GIVEN TASK → Word for word, give the material below again, minus any images.

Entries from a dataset
════
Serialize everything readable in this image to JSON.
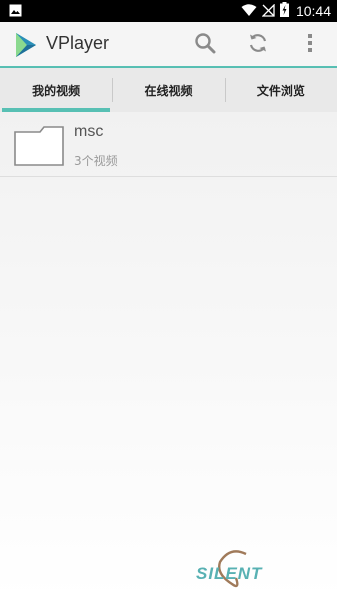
{
  "status_bar": {
    "time": "10:44"
  },
  "app_bar": {
    "title": "VPlayer",
    "actions": [
      "search-icon",
      "refresh-icon",
      "more-vert-icon"
    ]
  },
  "tabs": [
    {
      "label": "我的视频",
      "selected": true
    },
    {
      "label": "在线视频",
      "selected": false
    },
    {
      "label": "文件浏览",
      "selected": false
    }
  ],
  "folders": [
    {
      "name": "msc",
      "count": "3个视频"
    }
  ],
  "watermark": {
    "text": "SILENT"
  },
  "colors": {
    "accent": "#58c0b4",
    "tab_bg": "#e9e9e9",
    "app_bar_bg": "#f5f5f5"
  }
}
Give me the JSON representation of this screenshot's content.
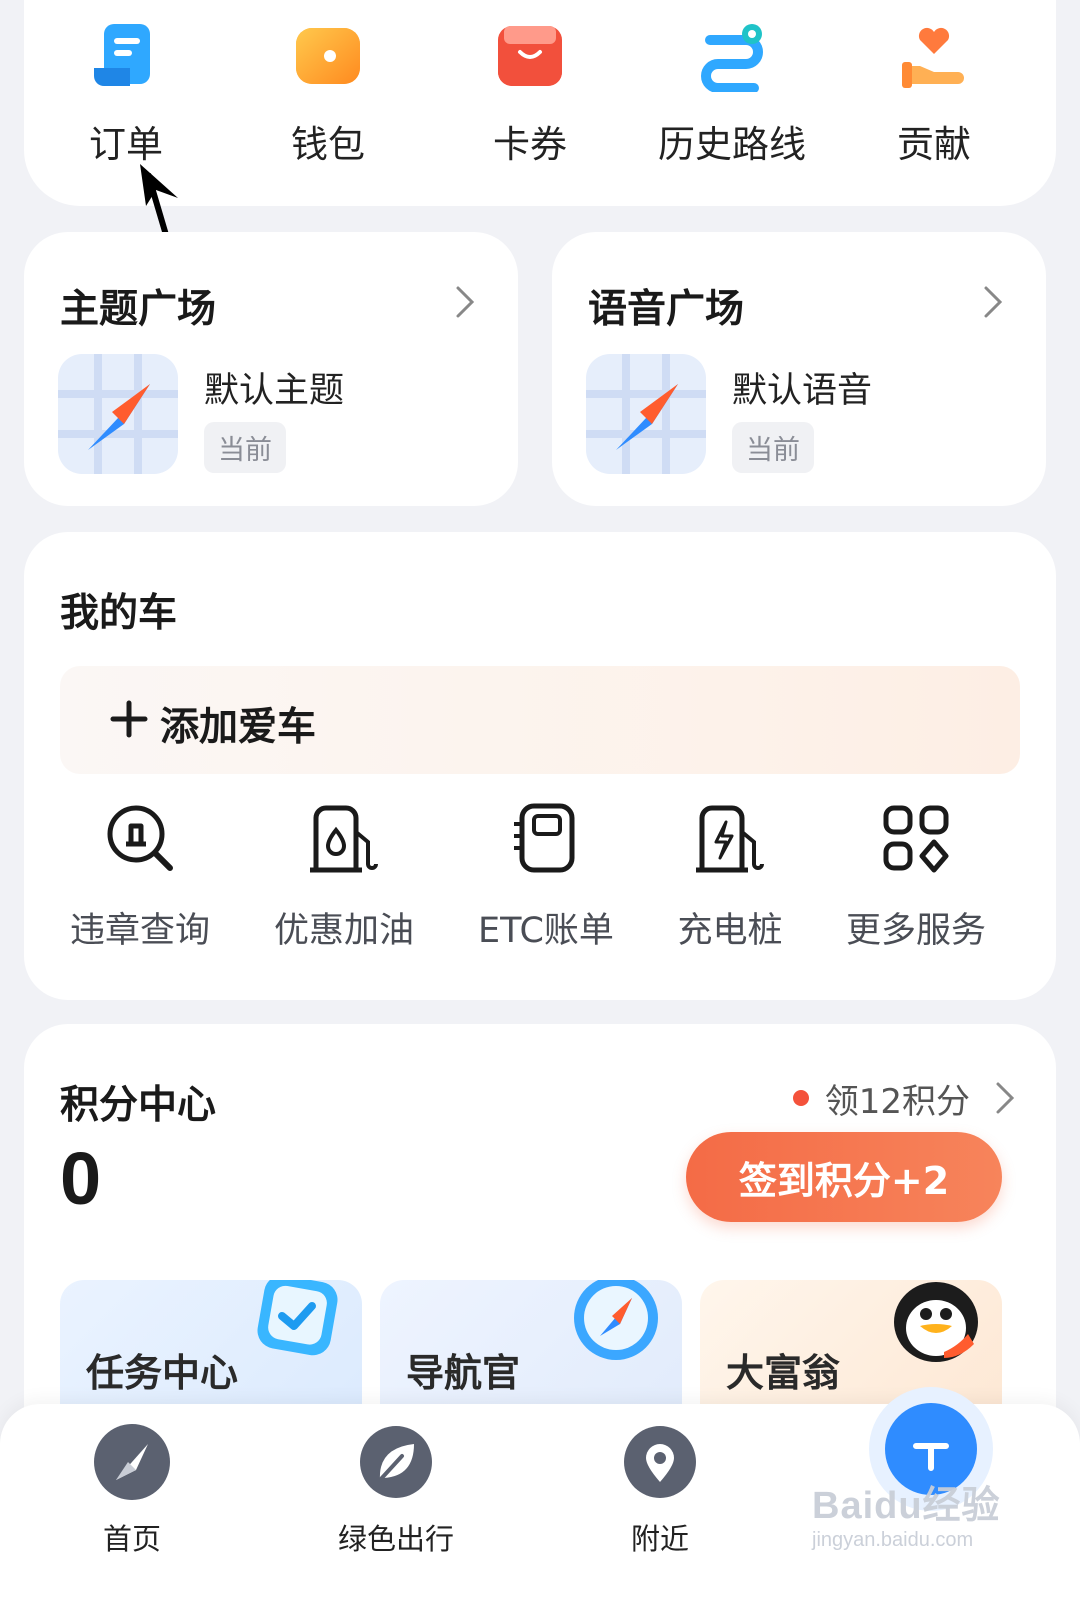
════
ANSWER IN FULL →
Serialize everything readable in this image to JSON.
{
  "status_bar": {
    "time": "10:44"
  },
  "app_bar": {
    "title": "VPlayer",
    "actions": [
      "search-icon",
      "refresh-icon",
      "more-vert-icon"
    ]
  },
  "tabs": [
    {
      "label": "我的视频",
      "selected": true
    },
    {
      "label": "在线视频",
      "selected": false
    },
    {
      "label": "文件浏览",
      "selected": false
    }
  ],
  "folders": [
    {
      "name": "msc",
      "count": "3个视频"
    }
  ],
  "watermark": {
    "text": "SILENT"
  },
  "colors": {
    "accent": "#58c0b4",
    "tab_bg": "#e9e9e9",
    "app_bar_bg": "#f5f5f5"
  }
}
Give me the JSON representation of this screenshot's content.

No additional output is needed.